═════ Extrait du texte ═════
Opinion
Après la mort d'Anas Al-Sharif,
le journalisme, la vérité et la solidarité ont disparu.
Les journalistes israéliens refusent de voir qu'un pays qui a tué
plus de journalistes dans cette guerre à Gaza
que dans tout autre conflit de l'histoire
finira un jour par retourner ses armes sur eux.
Gideon Levy, Haaretz, mercredi 13 août 2025
« Si ces mots vous parviennent, sachez qu'Israël a réussi à me tuer et à m'étouffer. … Dieu sait que j'ai déployé tous mes efforts et toutes mes forces pour soutenir et porter la voix de mon peuple, dès le moment où j'ai découvert la vie dans les ruelles et les rues du camp de réfugiés de Jabalya. J'espérais que Dieu prolongerait ma vie jusqu'à ce que je puisse retourner avec ma famille et mes proches dans notre ville natale, Al-Majdal Asqalan occupée. Mais la volonté de Dieu a prévalu et son décret s'est accompli. »
Ce n'est pas la volonté de Dieu qui a déterminé le sort du journaliste Anas Al-Sharif dimanche, en compagnie de trois autres journalistes et de deux civils, dans la tente de presse adjacente à l'hôpital al-Shifa de Gaza. Ce n'est pas la volonté de Dieu, mais plutôt un drone militaire israélien criminel qui a visé al-Sharif, le correspondant le plus éminent d'Al-Jazeera pendant la guerre. Ce n'est pas la volonté de Dieu, mais plutôt la volonté d'Israël de l'exécuter au motif qu'il avait dirigé une « cellule du Hamas », sans présenter la moindre preuve à l'appui.
Nombreux sont ceux dans le monde qui ont cru à la version militaire, tout comme ils avaient cru que l'armée israélienne n'avait pas tué la journaliste d'Al-Jazeera Shireen Abu Akleh à Jénine en 2022. Même ceux qui veulent croire qu'Al-Sharif était un chef de cellule doivent se demander : et les cinq personnes tuées avec lui ? Étaient-elles chefs adjoints de la cellule ? On ne peut pas croire tout ce que dit une armée qui massacre les journalistes de sang-froid ou un État qui n’autorise pas la couverture libre de la guerre, pas même les histoires sur le chef de la cellule terroriste de Jabalya.
═════ Entrées présentées ═════
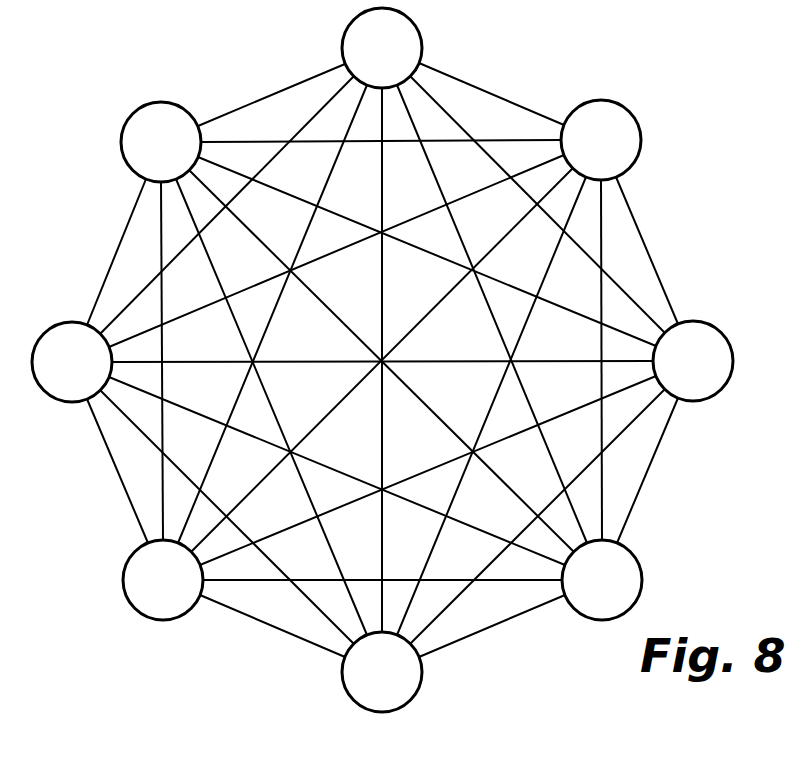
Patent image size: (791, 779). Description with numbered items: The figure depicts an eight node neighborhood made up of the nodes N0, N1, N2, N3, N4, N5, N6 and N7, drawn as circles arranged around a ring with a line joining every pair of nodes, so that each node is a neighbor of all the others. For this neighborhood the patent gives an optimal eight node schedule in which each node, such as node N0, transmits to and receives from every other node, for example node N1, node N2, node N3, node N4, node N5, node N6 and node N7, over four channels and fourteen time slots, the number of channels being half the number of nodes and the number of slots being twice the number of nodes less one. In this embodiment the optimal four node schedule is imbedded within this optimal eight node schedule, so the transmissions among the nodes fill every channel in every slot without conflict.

The node N0 is at (161, 142).
The node N1 is at (163, 580).
The node N2 is at (602, 580).
The node N3 is at (601, 140).
The node N4 is at (72, 362).
The node N5 is at (382, 672).
The node N6 is at (693, 361).
The node N7 is at (382, 48).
═════
Poursuivez la tribune sur la mort d'Anas Al-Sharif à la suite de sa dernière phrase.

Réponse attendue
Il est difficile de croire – ou peut-être plus rien n'est difficile à croire – le peu d'intérêt manifesté ici pour l'assassinat de quatre journalistes. La presse israélienne était divisée entre ceux qui ignoraient l'histoire et ceux qui rapportaient qu'Israël avait éliminé un terroriste. Dépourvus de toute information, presque tous se sont mobilisés pour raconter l'histoire que leur dictait l'armée israélienne et au diable la vérité. Et au diable aussi la solidarité envers un collègue courageux.
La seule preuve présentée était une photographie d'Al-Sharif avec le chef du Hamas, Yahya Sinwar. C'est un motif d'exécution.
Un million de fois plus courageux que n'importe quel journaliste israélien, et moins enclin à servir la propagande de son État et de son peuple que Nir Dvori et Or Heller, Al-Sharif aurait pu enseigner aux membres des médias israéliens les fondamentaux du journalisme.
Le culot de la presse ici est sans limite : Al Jazeera est un réseau de propagande, hurlent les reporters des chaînes de télévision israéliennes, qui ont donné une mauvaise réputation à la propagande ultranationaliste et à la dissimulation de la vérité pendant cette guerre.
Si Al Jazeera est de la propagande, alors qu'est-ce que la chaîne 12 ? Et les chaînes 11, 13, 14 et 15 ? Ont-elles un lien quelconque avec le journalisme dans cette guerre ?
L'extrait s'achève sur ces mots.